Set down each entry exactly as given; pictures should not appear in the copy.

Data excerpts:
--------------------------------------------------
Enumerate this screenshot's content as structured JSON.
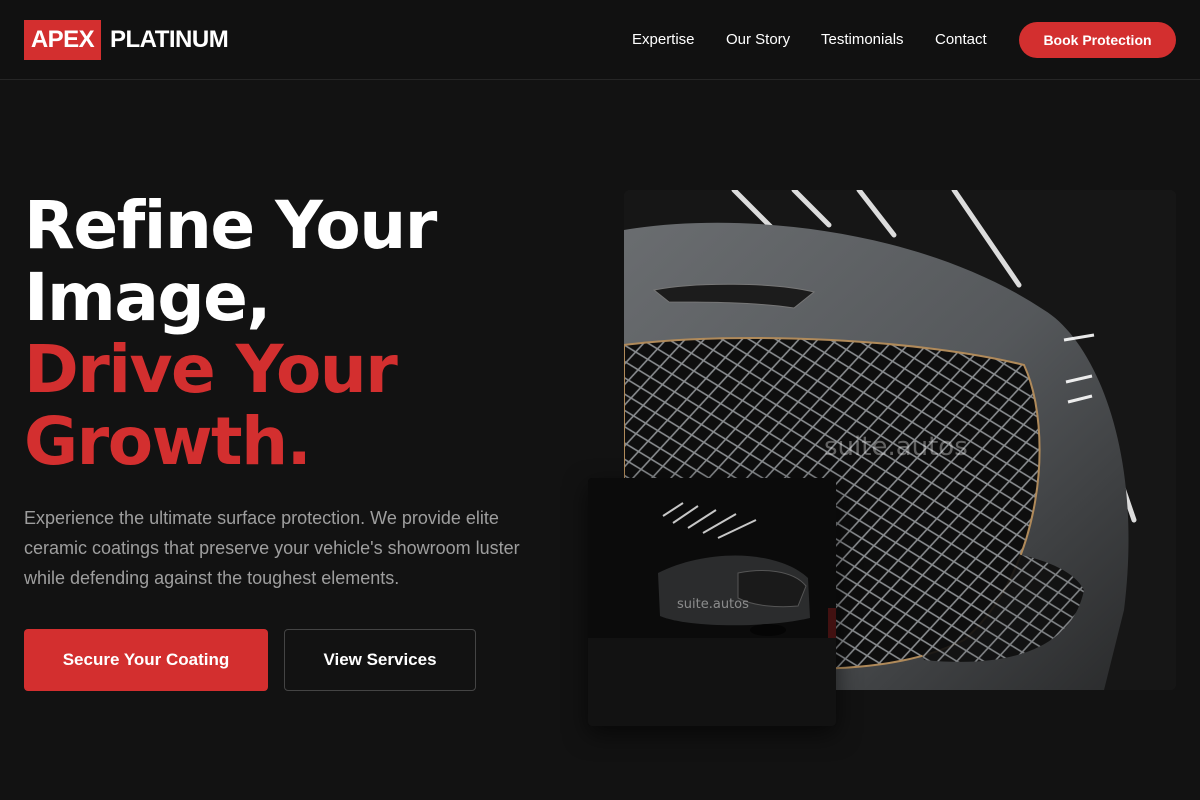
{
  "brand": {
    "logo_box": "APEX",
    "logo_text": "PLATINUM",
    "accent_color": "#d32f2f"
  },
  "nav": {
    "items": [
      "Expertise",
      "Our Story",
      "Testimonials",
      "Contact"
    ],
    "cta": "Book Protection"
  },
  "hero": {
    "title_line1": "Refine Your",
    "title_line2": "Image,",
    "title_line3": "Drive Your",
    "title_line4": "Growth.",
    "description": "Experience the ultimate surface protection. We provide elite ceramic coatings that preserve your vehicle's showroom luster while defending against the toughest elements.",
    "primary_button": "Secure Your Coating",
    "secondary_button": "View Services"
  },
  "images": {
    "main_watermark": "suite.autos",
    "secondary_watermark": "suite.autos"
  }
}
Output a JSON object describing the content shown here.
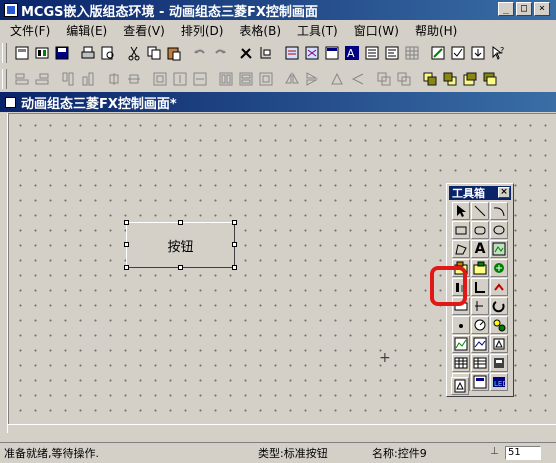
{
  "window": {
    "title": "MCGS嵌入版组态环境 - 动画组态三菱FX控制画面",
    "min": "_",
    "max": "□",
    "close": "×"
  },
  "menu": [
    "文件(F)",
    "编辑(E)",
    "查看(V)",
    "排列(D)",
    "表格(B)",
    "工具(T)",
    "窗口(W)",
    "帮助(H)"
  ],
  "document": {
    "title": "动画组态三菱FX控制画面*"
  },
  "canvas": {
    "button_label": "按钮",
    "cursor_symbol": "+"
  },
  "toolbox": {
    "title": "工具箱",
    "close": "×",
    "text_tool": "A"
  },
  "statusbar": {
    "message": "准备就绪,等待操作.",
    "type": "类型:标准按钮",
    "name": "名称:控件9",
    "value": "51"
  },
  "colors": {
    "title_bar": "#0a246a",
    "highlight": "#e01818",
    "face": "#d4d0c8"
  }
}
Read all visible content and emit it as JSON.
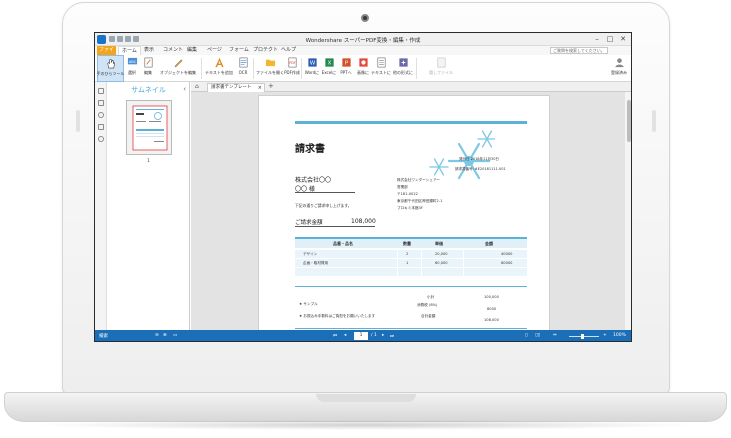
{
  "window": {
    "title": "Wondershare スーパーPDF変換・編集・作成",
    "minimize": "–",
    "maximize": "□",
    "close": "✕"
  },
  "menu": {
    "file": "ファイル",
    "tabs": [
      "ホーム",
      "表示",
      "コメント",
      "編集",
      "ページ",
      "フォーム",
      "プロテクト",
      "ヘルプ"
    ],
    "help_search_placeholder": "ご質問を検索してください。"
  },
  "ribbon": {
    "buttons": [
      {
        "label": "手のひらツール",
        "icon": "hand-icon"
      },
      {
        "label": "選択",
        "icon": "select-icon"
      },
      {
        "label": "編集",
        "icon": "edit-icon"
      },
      {
        "label": "オブジェクトを編集",
        "icon": "object-edit-icon"
      },
      {
        "label": "テキストを追加",
        "icon": "add-text-icon"
      },
      {
        "label": "OCR",
        "icon": "ocr-icon"
      },
      {
        "label": "ファイルを開く",
        "icon": "open-file-icon"
      },
      {
        "label": "PDF作成",
        "icon": "pdf-create-icon"
      },
      {
        "label": "Wordに",
        "icon": "word-icon"
      },
      {
        "label": "Excelに",
        "icon": "excel-icon"
      },
      {
        "label": "PPTへ",
        "icon": "ppt-icon"
      },
      {
        "label": "画像に",
        "icon": "image-icon"
      },
      {
        "label": "テキストに",
        "icon": "text-icon"
      },
      {
        "label": "他の形式に",
        "icon": "other-format-icon"
      },
      {
        "label": "隠しファイル",
        "icon": "hidden-file-icon"
      }
    ],
    "account": "登録済み"
  },
  "thumbnails": {
    "title": "サムネイル",
    "close": "‹",
    "page_number": "1"
  },
  "tabs": {
    "home": "⌂",
    "document": "請求書テンプレート",
    "close": "×",
    "new": "+"
  },
  "invoice": {
    "title": "請求書",
    "date": "発行日 2018年11月30日",
    "number": "請求書番号: #E20181111-001",
    "customer": "株式会社〇〇",
    "customer_suffix": "〇〇 様",
    "seller": [
      "株式会社ワンダーシェアー",
      "営業部",
      "〒181-0022",
      "東京都千代田区神田錦町2-1",
      "プロキミ本館3F"
    ],
    "intro": "下記の通りご請求申し上げます。",
    "total_label": "ご請求金額",
    "total_value": "108,000",
    "table": {
      "headers": [
        "品番・品名",
        "数量",
        "単価",
        "金額"
      ],
      "rows": [
        [
          "デザイン",
          "2",
          "20,000",
          "40000"
        ],
        [
          "企画・取材費用",
          "1",
          "60,000",
          "60000"
        ],
        [
          "",
          "",
          "",
          ""
        ],
        [
          "",
          "",
          "",
          ""
        ]
      ]
    },
    "subtotal_label": "小計",
    "subtotal_value": "100,000",
    "tax_label": "消費税 (8%)",
    "tax_value": "8000",
    "grand_label": "合計金額",
    "grand_value": "108,000",
    "note1": "★ サンプル",
    "note2": "★ お振込み手数料はご負担をお願いいたします"
  },
  "status": {
    "left": "検索",
    "page": "1",
    "page_total": "/ 1",
    "zoom": "100%"
  },
  "colors": {
    "accent": "#1b6fb8",
    "file_tab": "#f2a51a",
    "invoice_blue": "#5bb1d6"
  }
}
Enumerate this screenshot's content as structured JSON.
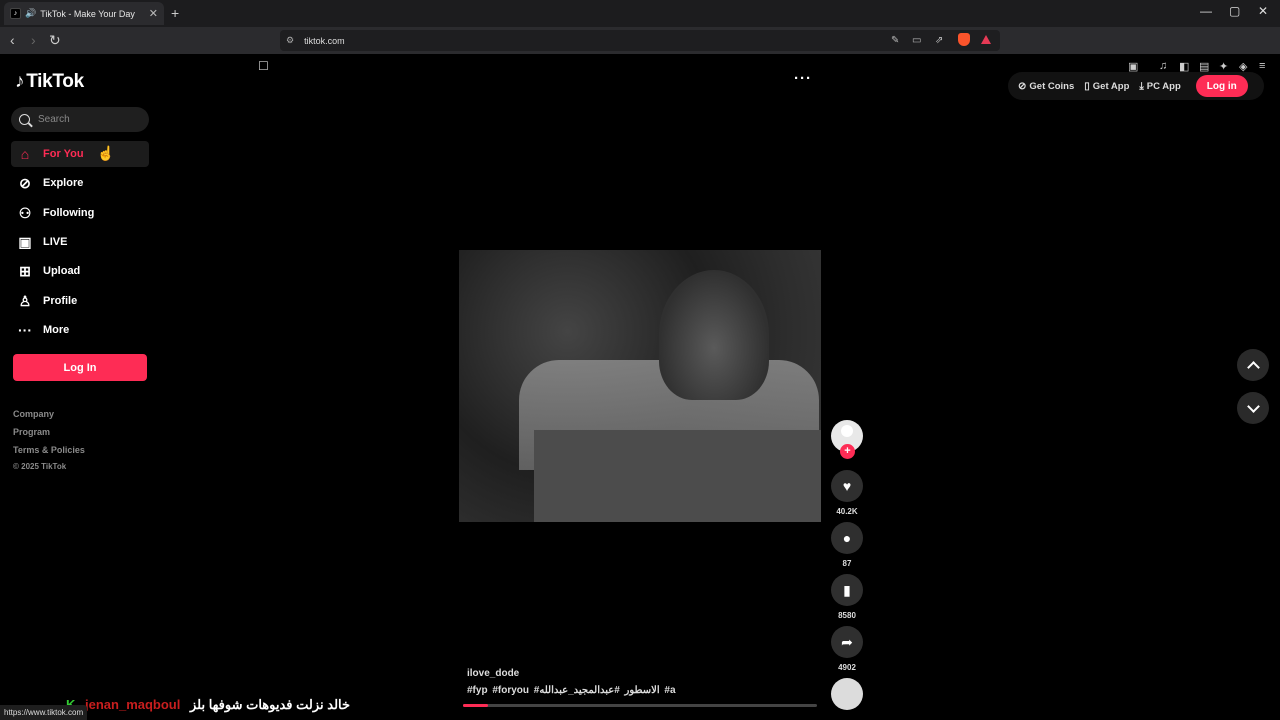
{
  "browser": {
    "tab_title": "TikTok - Make Your Day",
    "tab_close": "✕",
    "new_tab": "+",
    "url": "tiktok.com",
    "status_url": "https://www.tiktok.com"
  },
  "brand": {
    "logo_text": "TikTok"
  },
  "search": {
    "placeholder": "Search"
  },
  "sidebar": {
    "items": [
      {
        "label": "For You",
        "icon": "home-icon",
        "active": true
      },
      {
        "label": "Explore",
        "icon": "compass-icon"
      },
      {
        "label": "Following",
        "icon": "following-icon"
      },
      {
        "label": "LIVE",
        "icon": "live-icon"
      },
      {
        "label": "Upload",
        "icon": "upload-icon"
      },
      {
        "label": "Profile",
        "icon": "profile-icon"
      },
      {
        "label": "More",
        "icon": "more-icon"
      }
    ],
    "login_label": "Log In",
    "footer": {
      "company": "Company",
      "program": "Program",
      "terms": "Terms & Policies",
      "copyright": "© 2025 TikTok"
    }
  },
  "topbar": {
    "get_coins": "Get Coins",
    "get_app": "Get App",
    "pc_app": "PC App",
    "login": "Log in"
  },
  "video": {
    "author": "ilove_dode",
    "hashtags": "#fyp #foryou #الاسطور #عبدالمجيد_عبدالله #a",
    "progress": 0.07
  },
  "actions": {
    "likes": "40.2K",
    "comments": "87",
    "saves": "8580",
    "shares": "4902"
  },
  "overlay": {
    "k": "K",
    "username": "jenan_maqboul",
    "arabic": "خالد نزلت فديوهات شوفها بلز"
  },
  "colors": {
    "accent": "#fe2c55",
    "background": "#000000"
  }
}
--------------------------------------------------
-- Response to this task --
Enumerate this screenshot's content as structured JSON.
{
  "brand": {
    "logo_box": "APEX",
    "logo_text": "PLATINUM",
    "accent_color": "#d32f2f"
  },
  "nav": {
    "items": [
      "Expertise",
      "Our Story",
      "Testimonials",
      "Contact"
    ],
    "cta": "Book Protection"
  },
  "hero": {
    "title_line1": "Refine Your",
    "title_line2": "Image,",
    "title_line3": "Drive Your",
    "title_line4": "Growth.",
    "description": "Experience the ultimate surface protection. We provide elite ceramic coatings that preserve your vehicle's showroom luster while defending against the toughest elements.",
    "primary_button": "Secure Your Coating",
    "secondary_button": "View Services"
  },
  "images": {
    "main_watermark": "suite.autos",
    "secondary_watermark": "suite.autos"
  }
}
Output a JSON object describing the content shown here.
{
  "window": {
    "title": "MCGS嵌入版组态环境 - 动画组态三菱FX控制画面",
    "min": "_",
    "max": "□",
    "close": "×"
  },
  "menu": [
    "文件(F)",
    "编辑(E)",
    "查看(V)",
    "排列(D)",
    "表格(B)",
    "工具(T)",
    "窗口(W)",
    "帮助(H)"
  ],
  "document": {
    "title": "动画组态三菱FX控制画面*"
  },
  "canvas": {
    "button_label": "按钮",
    "cursor_symbol": "+"
  },
  "toolbox": {
    "title": "工具箱",
    "close": "×",
    "text_tool": "A"
  },
  "statusbar": {
    "message": "准备就绪,等待操作.",
    "type": "类型:标准按钮",
    "name": "名称:控件9",
    "value": "51"
  },
  "colors": {
    "title_bar": "#0a246a",
    "highlight": "#e01818",
    "face": "#d4d0c8"
  }
}
Read all visible content and emit it as JSON.
{
  "window": {
    "title": "Wondershare スーパーPDF変換・編集・作成",
    "minimize": "–",
    "maximize": "□",
    "close": "✕"
  },
  "menu": {
    "file": "ファイル",
    "tabs": [
      "ホーム",
      "表示",
      "コメント",
      "編集",
      "ページ",
      "フォーム",
      "プロテクト",
      "ヘルプ"
    ],
    "help_search_placeholder": "ご質問を検索してください。"
  },
  "ribbon": {
    "buttons": [
      {
        "label": "手のひらツール",
        "icon": "hand-icon"
      },
      {
        "label": "選択",
        "icon": "select-icon"
      },
      {
        "label": "編集",
        "icon": "edit-icon"
      },
      {
        "label": "オブジェクトを編集",
        "icon": "object-edit-icon"
      },
      {
        "label": "テキストを追加",
        "icon": "add-text-icon"
      },
      {
        "label": "OCR",
        "icon": "ocr-icon"
      },
      {
        "label": "ファイルを開く",
        "icon": "open-file-icon"
      },
      {
        "label": "PDF作成",
        "icon": "pdf-create-icon"
      },
      {
        "label": "Wordに",
        "icon": "word-icon"
      },
      {
        "label": "Excelに",
        "icon": "excel-icon"
      },
      {
        "label": "PPTへ",
        "icon": "ppt-icon"
      },
      {
        "label": "画像に",
        "icon": "image-icon"
      },
      {
        "label": "テキストに",
        "icon": "text-icon"
      },
      {
        "label": "他の形式に",
        "icon": "other-format-icon"
      },
      {
        "label": "隠しファイル",
        "icon": "hidden-file-icon"
      }
    ],
    "account": "登録済み"
  },
  "thumbnails": {
    "title": "サムネイル",
    "close": "‹",
    "page_number": "1"
  },
  "tabs": {
    "home": "⌂",
    "document": "請求書テンプレート",
    "close": "×",
    "new": "+"
  },
  "invoice": {
    "title": "請求書",
    "date": "発行日 2018年11月30日",
    "number": "請求書番号: #E20181111-001",
    "customer": "株式会社〇〇",
    "customer_suffix": "〇〇 様",
    "seller": [
      "株式会社ワンダーシェアー",
      "営業部",
      "〒181-0022",
      "東京都千代田区神田錦町2-1",
      "プロキミ本館3F"
    ],
    "intro": "下記の通りご請求申し上げます。",
    "total_label": "ご請求金額",
    "total_value": "108,000",
    "table": {
      "headers": [
        "品番・品名",
        "数量",
        "単価",
        "金額"
      ],
      "rows": [
        [
          "デザイン",
          "2",
          "20,000",
          "40000"
        ],
        [
          "企画・取材費用",
          "1",
          "60,000",
          "60000"
        ],
        [
          "",
          "",
          "",
          ""
        ],
        [
          "",
          "",
          "",
          ""
        ]
      ]
    },
    "subtotal_label": "小計",
    "subtotal_value": "100,000",
    "tax_label": "消費税 (8%)",
    "tax_value": "8000",
    "grand_label": "合計金額",
    "grand_value": "108,000",
    "note1": "★ サンプル",
    "note2": "★ お振込み手数料はご負担をお願いいたします"
  },
  "status": {
    "left": "検索",
    "page": "1",
    "page_total": "/ 1",
    "zoom": "100%"
  },
  "colors": {
    "accent": "#1b6fb8",
    "file_tab": "#f2a51a",
    "invoice_blue": "#5bb1d6"
  }
}
Enumerate this screenshot's content as structured JSON.
{
  "browser": {
    "tab_title": "TikTok - Make Your Day",
    "tab_close": "✕",
    "new_tab": "+",
    "url": "tiktok.com",
    "status_url": "https://www.tiktok.com"
  },
  "brand": {
    "logo_text": "TikTok"
  },
  "search": {
    "placeholder": "Search"
  },
  "sidebar": {
    "items": [
      {
        "label": "For You",
        "icon": "home-icon",
        "active": true
      },
      {
        "label": "Explore",
        "icon": "compass-icon"
      },
      {
        "label": "Following",
        "icon": "following-icon"
      },
      {
        "label": "LIVE",
        "icon": "live-icon"
      },
      {
        "label": "Upload",
        "icon": "upload-icon"
      },
      {
        "label": "Profile",
        "icon": "profile-icon"
      },
      {
        "label": "More",
        "icon": "more-icon"
      }
    ],
    "login_label": "Log In",
    "footer": {
      "company": "Company",
      "program": "Program",
      "terms": "Terms & Policies",
      "copyright": "© 2025 TikTok"
    }
  },
  "topbar": {
    "get_coins": "Get Coins",
    "get_app": "Get App",
    "pc_app": "PC App",
    "login": "Log in"
  },
  "video": {
    "author": "ilove_dode",
    "hashtags": "#fyp #foryou #الاسطور #عبدالمجيد_عبدالله #a",
    "progress": 0.07
  },
  "actions": {
    "likes": "40.2K",
    "comments": "87",
    "saves": "8580",
    "shares": "4902"
  },
  "overlay": {
    "k": "K",
    "username": "jenan_maqboul",
    "arabic": "خالد نزلت فديوهات شوفها بلز"
  },
  "colors": {
    "accent": "#fe2c55",
    "background": "#000000"
  }
}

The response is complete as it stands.